>> start Listed records
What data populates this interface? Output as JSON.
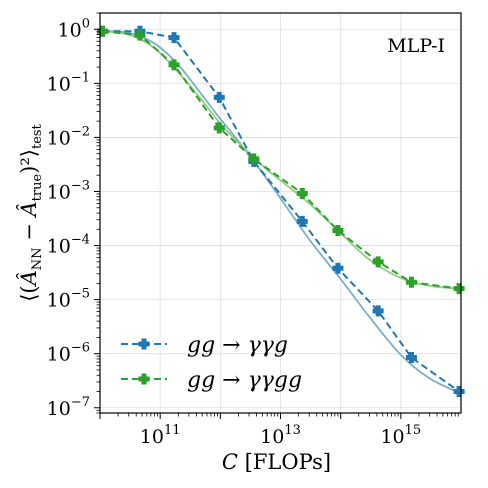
{
  "chart_data": {
    "type": "line",
    "annotation": "MLP-I",
    "xlabel": "C [FLOPs]",
    "ylabel": "⟨(Â_NN − Â_true)²⟩_test",
    "xscale": "log",
    "yscale": "log",
    "xlim": [
      10000000000.0,
      1e+16
    ],
    "ylim": [
      8e-08,
      2
    ],
    "x_ticks": [
      {
        "value": 100000000000.0,
        "base": "10",
        "exp": "11"
      },
      {
        "value": 10000000000000.0,
        "base": "10",
        "exp": "13"
      },
      {
        "value": 1000000000000000.0,
        "base": "10",
        "exp": "15"
      }
    ],
    "y_ticks": [
      {
        "value": 1,
        "base": "10",
        "exp": "0"
      },
      {
        "value": 0.1,
        "base": "10",
        "exp": "−1"
      },
      {
        "value": 0.01,
        "base": "10",
        "exp": "−2"
      },
      {
        "value": 0.001,
        "base": "10",
        "exp": "−3"
      },
      {
        "value": 0.0001,
        "base": "10",
        "exp": "−4"
      },
      {
        "value": 1e-05,
        "base": "10",
        "exp": "−5"
      },
      {
        "value": 1e-06,
        "base": "10",
        "exp": "−6"
      },
      {
        "value": 1e-07,
        "base": "10",
        "exp": "−7"
      }
    ],
    "grid": true,
    "legend_position": "lower-left",
    "series": [
      {
        "name": "gg → γγg",
        "color": "#1f77b4",
        "fit_color": "#74a9cf",
        "x": [
          11000000000.0,
          46000000000.0,
          170000000000.0,
          960000000000.0,
          3600000000000.0,
          23000000000000.0,
          90000000000000.0,
          420000000000000.0,
          1500000000000000.0,
          9300000000000000.0
        ],
        "y": [
          0.92,
          0.92,
          0.7,
          0.055,
          0.0036,
          0.00028,
          3.8e-05,
          6.2e-06,
          8.5e-07,
          2e-07
        ],
        "fit": [
          [
            11000000000.0,
            0.93
          ],
          [
            30000000000.0,
            0.86
          ],
          [
            80000000000.0,
            0.55
          ],
          [
            200000000000.0,
            0.22
          ],
          [
            500000000000.0,
            0.06
          ],
          [
            1000000000000.0,
            0.022
          ],
          [
            2000000000000.0,
            0.0085
          ],
          [
            5000000000000.0,
            0.0022
          ],
          [
            10000000000000.0,
            0.00075
          ],
          [
            30000000000000.0,
            0.00013
          ],
          [
            100000000000000.0,
            2.4e-05
          ],
          [
            300000000000000.0,
            4.8e-06
          ],
          [
            1000000000000000.0,
            9.5e-07
          ],
          [
            3000000000000000.0,
            3.5e-07
          ],
          [
            9300000000000000.0,
            1.9e-07
          ]
        ]
      },
      {
        "name": "gg → γγgg",
        "color": "#2ca02c",
        "fit_color": "#88cc77",
        "x": [
          11000000000.0,
          46000000000.0,
          170000000000.0,
          960000000000.0,
          3600000000000.0,
          23000000000000.0,
          90000000000000.0,
          420000000000000.0,
          1500000000000000.0,
          9300000000000000.0
        ],
        "y": [
          0.92,
          0.78,
          0.22,
          0.015,
          0.004,
          0.00092,
          0.00019,
          5e-05,
          2.1e-05,
          1.6e-05
        ],
        "fit": [
          [
            11000000000.0,
            0.92
          ],
          [
            30000000000.0,
            0.8
          ],
          [
            80000000000.0,
            0.45
          ],
          [
            200000000000.0,
            0.16
          ],
          [
            500000000000.0,
            0.048
          ],
          [
            1000000000000.0,
            0.018
          ],
          [
            2000000000000.0,
            0.008
          ],
          [
            5000000000000.0,
            0.003
          ],
          [
            10000000000000.0,
            0.0016
          ],
          [
            30000000000000.0,
            0.0006
          ],
          [
            100000000000000.0,
            0.00017
          ],
          [
            300000000000000.0,
            5.5e-05
          ],
          [
            1000000000000000.0,
            2.5e-05
          ],
          [
            3000000000000000.0,
            1.8e-05
          ],
          [
            9300000000000000.0,
            1.6e-05
          ]
        ]
      }
    ]
  }
}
>> end Listed records
_Challenge_
Produce an exact copy of each line of data, skipping embedded images.

_The completed task_
What data populates this interface? Output as JSON.
{
  "chart_data": {
    "type": "line",
    "annotation": "MLP-I",
    "xlabel": "C [FLOPs]",
    "ylabel": "⟨(Â_NN − Â_true)²⟩_test",
    "xscale": "log",
    "yscale": "log",
    "xlim": [
      10000000000.0,
      1e+16
    ],
    "ylim": [
      8e-08,
      2
    ],
    "x_ticks": [
      {
        "value": 100000000000.0,
        "base": "10",
        "exp": "11"
      },
      {
        "value": 10000000000000.0,
        "base": "10",
        "exp": "13"
      },
      {
        "value": 1000000000000000.0,
        "base": "10",
        "exp": "15"
      }
    ],
    "y_ticks": [
      {
        "value": 1,
        "base": "10",
        "exp": "0"
      },
      {
        "value": 0.1,
        "base": "10",
        "exp": "−1"
      },
      {
        "value": 0.01,
        "base": "10",
        "exp": "−2"
      },
      {
        "value": 0.001,
        "base": "10",
        "exp": "−3"
      },
      {
        "value": 0.0001,
        "base": "10",
        "exp": "−4"
      },
      {
        "value": 1e-05,
        "base": "10",
        "exp": "−5"
      },
      {
        "value": 1e-06,
        "base": "10",
        "exp": "−6"
      },
      {
        "value": 1e-07,
        "base": "10",
        "exp": "−7"
      }
    ],
    "grid": true,
    "legend_position": "lower-left",
    "series": [
      {
        "name": "gg → γγg",
        "color": "#1f77b4",
        "fit_color": "#74a9cf",
        "x": [
          11000000000.0,
          46000000000.0,
          170000000000.0,
          960000000000.0,
          3600000000000.0,
          23000000000000.0,
          90000000000000.0,
          420000000000000.0,
          1500000000000000.0,
          9300000000000000.0
        ],
        "y": [
          0.92,
          0.92,
          0.7,
          0.055,
          0.0036,
          0.00028,
          3.8e-05,
          6.2e-06,
          8.5e-07,
          2e-07
        ],
        "fit": [
          [
            11000000000.0,
            0.93
          ],
          [
            30000000000.0,
            0.86
          ],
          [
            80000000000.0,
            0.55
          ],
          [
            200000000000.0,
            0.22
          ],
          [
            500000000000.0,
            0.06
          ],
          [
            1000000000000.0,
            0.022
          ],
          [
            2000000000000.0,
            0.0085
          ],
          [
            5000000000000.0,
            0.0022
          ],
          [
            10000000000000.0,
            0.00075
          ],
          [
            30000000000000.0,
            0.00013
          ],
          [
            100000000000000.0,
            2.4e-05
          ],
          [
            300000000000000.0,
            4.8e-06
          ],
          [
            1000000000000000.0,
            9.5e-07
          ],
          [
            3000000000000000.0,
            3.5e-07
          ],
          [
            9300000000000000.0,
            1.9e-07
          ]
        ]
      },
      {
        "name": "gg → γγgg",
        "color": "#2ca02c",
        "fit_color": "#88cc77",
        "x": [
          11000000000.0,
          46000000000.0,
          170000000000.0,
          960000000000.0,
          3600000000000.0,
          23000000000000.0,
          90000000000000.0,
          420000000000000.0,
          1500000000000000.0,
          9300000000000000.0
        ],
        "y": [
          0.92,
          0.78,
          0.22,
          0.015,
          0.004,
          0.00092,
          0.00019,
          5e-05,
          2.1e-05,
          1.6e-05
        ],
        "fit": [
          [
            11000000000.0,
            0.92
          ],
          [
            30000000000.0,
            0.8
          ],
          [
            80000000000.0,
            0.45
          ],
          [
            200000000000.0,
            0.16
          ],
          [
            500000000000.0,
            0.048
          ],
          [
            1000000000000.0,
            0.018
          ],
          [
            2000000000000.0,
            0.008
          ],
          [
            5000000000000.0,
            0.003
          ],
          [
            10000000000000.0,
            0.0016
          ],
          [
            30000000000000.0,
            0.0006
          ],
          [
            100000000000000.0,
            0.00017
          ],
          [
            300000000000000.0,
            5.5e-05
          ],
          [
            1000000000000000.0,
            2.5e-05
          ],
          [
            3000000000000000.0,
            1.8e-05
          ],
          [
            9300000000000000.0,
            1.6e-05
          ]
        ]
      }
    ]
  }
}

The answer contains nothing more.